### DATA IN THIS EXERCISE
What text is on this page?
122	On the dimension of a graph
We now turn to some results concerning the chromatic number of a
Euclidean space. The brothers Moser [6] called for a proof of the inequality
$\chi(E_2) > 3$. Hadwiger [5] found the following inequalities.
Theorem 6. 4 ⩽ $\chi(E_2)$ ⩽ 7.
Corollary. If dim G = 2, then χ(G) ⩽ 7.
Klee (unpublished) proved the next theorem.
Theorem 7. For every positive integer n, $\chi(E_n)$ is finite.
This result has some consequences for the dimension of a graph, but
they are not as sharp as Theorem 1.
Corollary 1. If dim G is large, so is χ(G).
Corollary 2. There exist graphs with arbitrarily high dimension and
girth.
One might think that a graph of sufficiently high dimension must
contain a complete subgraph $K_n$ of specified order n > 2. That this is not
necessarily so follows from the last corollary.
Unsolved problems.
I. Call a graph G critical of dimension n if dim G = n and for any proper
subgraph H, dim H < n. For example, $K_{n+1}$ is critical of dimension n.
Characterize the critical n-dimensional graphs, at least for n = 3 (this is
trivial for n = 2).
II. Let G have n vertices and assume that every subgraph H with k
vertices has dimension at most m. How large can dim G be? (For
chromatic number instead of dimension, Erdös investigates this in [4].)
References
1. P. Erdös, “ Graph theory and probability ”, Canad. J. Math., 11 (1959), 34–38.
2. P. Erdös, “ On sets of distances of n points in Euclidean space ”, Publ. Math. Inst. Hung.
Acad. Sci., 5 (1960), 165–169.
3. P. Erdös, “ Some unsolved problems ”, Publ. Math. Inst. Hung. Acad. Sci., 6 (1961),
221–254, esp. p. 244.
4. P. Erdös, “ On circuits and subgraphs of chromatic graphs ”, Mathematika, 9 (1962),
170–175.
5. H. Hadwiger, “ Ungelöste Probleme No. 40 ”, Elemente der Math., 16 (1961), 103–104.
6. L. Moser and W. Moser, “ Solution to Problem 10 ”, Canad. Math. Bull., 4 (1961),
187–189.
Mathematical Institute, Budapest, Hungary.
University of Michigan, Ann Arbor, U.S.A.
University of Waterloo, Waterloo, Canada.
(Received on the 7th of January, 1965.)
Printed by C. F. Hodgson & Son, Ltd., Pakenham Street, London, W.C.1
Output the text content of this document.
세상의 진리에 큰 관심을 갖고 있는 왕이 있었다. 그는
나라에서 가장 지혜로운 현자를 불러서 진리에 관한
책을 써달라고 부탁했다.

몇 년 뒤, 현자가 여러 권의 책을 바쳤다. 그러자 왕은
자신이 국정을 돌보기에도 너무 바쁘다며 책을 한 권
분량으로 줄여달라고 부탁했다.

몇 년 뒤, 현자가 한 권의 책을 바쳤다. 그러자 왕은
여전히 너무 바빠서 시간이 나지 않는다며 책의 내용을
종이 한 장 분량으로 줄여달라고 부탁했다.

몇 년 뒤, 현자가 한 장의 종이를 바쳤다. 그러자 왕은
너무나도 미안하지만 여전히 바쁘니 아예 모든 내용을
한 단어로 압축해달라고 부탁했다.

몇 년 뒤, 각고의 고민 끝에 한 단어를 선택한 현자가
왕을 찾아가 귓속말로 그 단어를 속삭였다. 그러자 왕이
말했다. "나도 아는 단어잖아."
######
*TASK TO COMPLETE*. Write out every line of the material again, exactly as it reads.

*SOLUTION*.
What text is on this page?
122	On the dimension of a graph
We now turn to some results concerning the chromatic number of a
Euclidean space. The brothers Moser [6] called for a proof of the inequality
$\chi(E_2) > 3$. Hadwiger [5] found the following inequalities.
Theorem 6. 4 ⩽ $\chi(E_2)$ ⩽ 7.
Corollary. If dim G = 2, then χ(G) ⩽ 7.
Klee (unpublished) proved the next theorem.
Theorem 7. For every positive integer n, $\chi(E_n)$ is finite.
This result has some consequences for the dimension of a graph, but
they are not as sharp as Theorem 1.
Corollary 1. If dim G is large, so is χ(G).
Corollary 2. There exist graphs with arbitrarily high dimension and
girth.
One might think that a graph of sufficiently high dimension must
contain a complete subgraph $K_n$ of specified order n > 2. That this is not
necessarily so follows from the last corollary.
Unsolved problems.
I. Call a graph G critical of dimension n if dim G = n and for any proper
subgraph H, dim H < n. For example, $K_{n+1}$ is critical of dimension n.
Characterize the critical n-dimensional graphs, at least for n = 3 (this is
trivial for n = 2).
II. Let G have n vertices and assume that every subgraph H with k
vertices has dimension at most m. How large can dim G be? (For
chromatic number instead of dimension, Erdös investigates this in [4].)
References
1. P. Erdös, “ Graph theory and probability ”, Canad. J. Math., 11 (1959), 34–38.
2. P. Erdös, “ On sets of distances of n points in Euclidean space ”, Publ. Math. Inst. Hung.
Acad. Sci., 5 (1960), 165–169.
3. P. Erdös, “ Some unsolved problems ”, Publ. Math. Inst. Hung. Acad. Sci., 6 (1961),
221–254, esp. p. 244.
4. P. Erdös, “ On circuits and subgraphs of chromatic graphs ”, Mathematika, 9 (1962),
170–175.
5. H. Hadwiger, “ Ungelöste Probleme No. 40 ”, Elemente der Math., 16 (1961), 103–104.
6. L. Moser and W. Moser, “ Solution to Problem 10 ”, Canad. Math. Bull., 4 (1961),
187–189.
Mathematical Institute, Budapest, Hungary.
University of Michigan, Ann Arbor, U.S.A.
University of Waterloo, Waterloo, Canada.
(Received on the 7th of January, 1965.)
Printed by C. F. Hodgson & Son, Ltd., Pakenham Street, London, W.C.1
Output the text content of this document.
세상의 진리에 큰 관심을 갖고 있는 왕이 있었다. 그는
나라에서 가장 지혜로운 현자를 불러서 진리에 관한
책을 써달라고 부탁했다.

몇 년 뒤, 현자가 여러 권의 책을 바쳤다. 그러자 왕은
자신이 국정을 돌보기에도 너무 바쁘다며 책을 한 권
분량으로 줄여달라고 부탁했다.

몇 년 뒤, 현자가 한 권의 책을 바쳤다. 그러자 왕은
여전히 너무 바빠서 시간이 나지 않는다며 책의 내용을
종이 한 장 분량으로 줄여달라고 부탁했다.

몇 년 뒤, 현자가 한 장의 종이를 바쳤다. 그러자 왕은
너무나도 미안하지만 여전히 바쁘니 아예 모든 내용을
한 단어로 압축해달라고 부탁했다.

몇 년 뒤, 각고의 고민 끝에 한 단어를 선택한 현자가
왕을 찾아가 귓속말로 그 단어를 속삭였다. 그러자 왕이
말했다. "나도 아는 단어잖아."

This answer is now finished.